▸ **Stated exercise**:
Locate each line below that includes "中国铁路客户服务中心" and reproduce it.

(Extracted records)
______________________________
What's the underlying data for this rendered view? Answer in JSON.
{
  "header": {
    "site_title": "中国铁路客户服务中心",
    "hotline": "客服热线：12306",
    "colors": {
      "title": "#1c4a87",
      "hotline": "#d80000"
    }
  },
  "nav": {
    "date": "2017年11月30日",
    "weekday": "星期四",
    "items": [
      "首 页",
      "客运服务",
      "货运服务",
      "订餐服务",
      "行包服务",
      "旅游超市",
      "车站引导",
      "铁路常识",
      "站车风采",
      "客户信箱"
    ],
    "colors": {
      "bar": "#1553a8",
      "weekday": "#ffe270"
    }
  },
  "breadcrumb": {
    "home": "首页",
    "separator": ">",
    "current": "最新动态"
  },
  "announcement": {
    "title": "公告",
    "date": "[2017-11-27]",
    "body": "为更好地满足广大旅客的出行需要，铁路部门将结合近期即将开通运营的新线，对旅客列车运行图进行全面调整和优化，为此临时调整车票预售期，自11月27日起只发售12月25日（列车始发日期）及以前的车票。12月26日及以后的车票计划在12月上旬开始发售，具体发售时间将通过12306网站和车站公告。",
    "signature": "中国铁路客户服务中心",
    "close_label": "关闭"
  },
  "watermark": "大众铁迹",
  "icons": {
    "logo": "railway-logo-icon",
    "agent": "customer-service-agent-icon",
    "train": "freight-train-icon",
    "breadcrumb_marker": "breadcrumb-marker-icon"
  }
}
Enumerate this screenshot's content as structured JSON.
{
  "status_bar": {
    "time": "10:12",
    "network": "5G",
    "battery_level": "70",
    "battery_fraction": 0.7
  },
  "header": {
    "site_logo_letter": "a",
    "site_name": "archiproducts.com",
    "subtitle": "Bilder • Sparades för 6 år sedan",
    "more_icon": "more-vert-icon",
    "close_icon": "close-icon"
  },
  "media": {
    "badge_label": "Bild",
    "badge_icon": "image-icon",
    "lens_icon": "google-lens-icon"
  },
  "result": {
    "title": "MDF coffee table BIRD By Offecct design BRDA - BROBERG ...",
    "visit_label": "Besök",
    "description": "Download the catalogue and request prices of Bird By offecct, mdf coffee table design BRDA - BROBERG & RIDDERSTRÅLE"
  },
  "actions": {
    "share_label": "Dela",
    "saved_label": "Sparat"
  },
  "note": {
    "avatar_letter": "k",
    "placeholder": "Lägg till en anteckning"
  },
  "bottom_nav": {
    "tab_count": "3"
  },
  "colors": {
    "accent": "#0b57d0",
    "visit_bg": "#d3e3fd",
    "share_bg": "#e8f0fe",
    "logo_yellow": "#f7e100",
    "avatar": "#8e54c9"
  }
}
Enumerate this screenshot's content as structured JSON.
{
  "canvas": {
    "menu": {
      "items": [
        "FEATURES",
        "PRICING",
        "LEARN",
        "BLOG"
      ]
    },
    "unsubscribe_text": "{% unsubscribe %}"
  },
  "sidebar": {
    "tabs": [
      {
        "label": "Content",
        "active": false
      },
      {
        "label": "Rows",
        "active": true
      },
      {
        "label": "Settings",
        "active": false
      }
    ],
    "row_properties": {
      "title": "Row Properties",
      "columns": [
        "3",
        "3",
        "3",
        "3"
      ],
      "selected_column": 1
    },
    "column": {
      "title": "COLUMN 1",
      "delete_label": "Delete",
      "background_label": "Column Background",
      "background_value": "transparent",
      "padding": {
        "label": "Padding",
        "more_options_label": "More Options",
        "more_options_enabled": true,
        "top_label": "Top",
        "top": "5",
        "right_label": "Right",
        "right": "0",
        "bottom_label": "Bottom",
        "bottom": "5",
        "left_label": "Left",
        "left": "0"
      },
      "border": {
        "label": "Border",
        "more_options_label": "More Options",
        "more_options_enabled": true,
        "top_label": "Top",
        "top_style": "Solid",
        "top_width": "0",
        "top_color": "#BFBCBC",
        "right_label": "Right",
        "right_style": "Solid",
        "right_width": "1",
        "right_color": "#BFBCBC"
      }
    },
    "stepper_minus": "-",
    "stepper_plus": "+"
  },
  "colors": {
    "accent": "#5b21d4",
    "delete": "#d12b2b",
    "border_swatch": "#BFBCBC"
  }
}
______________________________
▸ **Answer to this task**:
    "site_title": "中国铁路客户服务中心",
    "signature": "中国铁路客户服务中心",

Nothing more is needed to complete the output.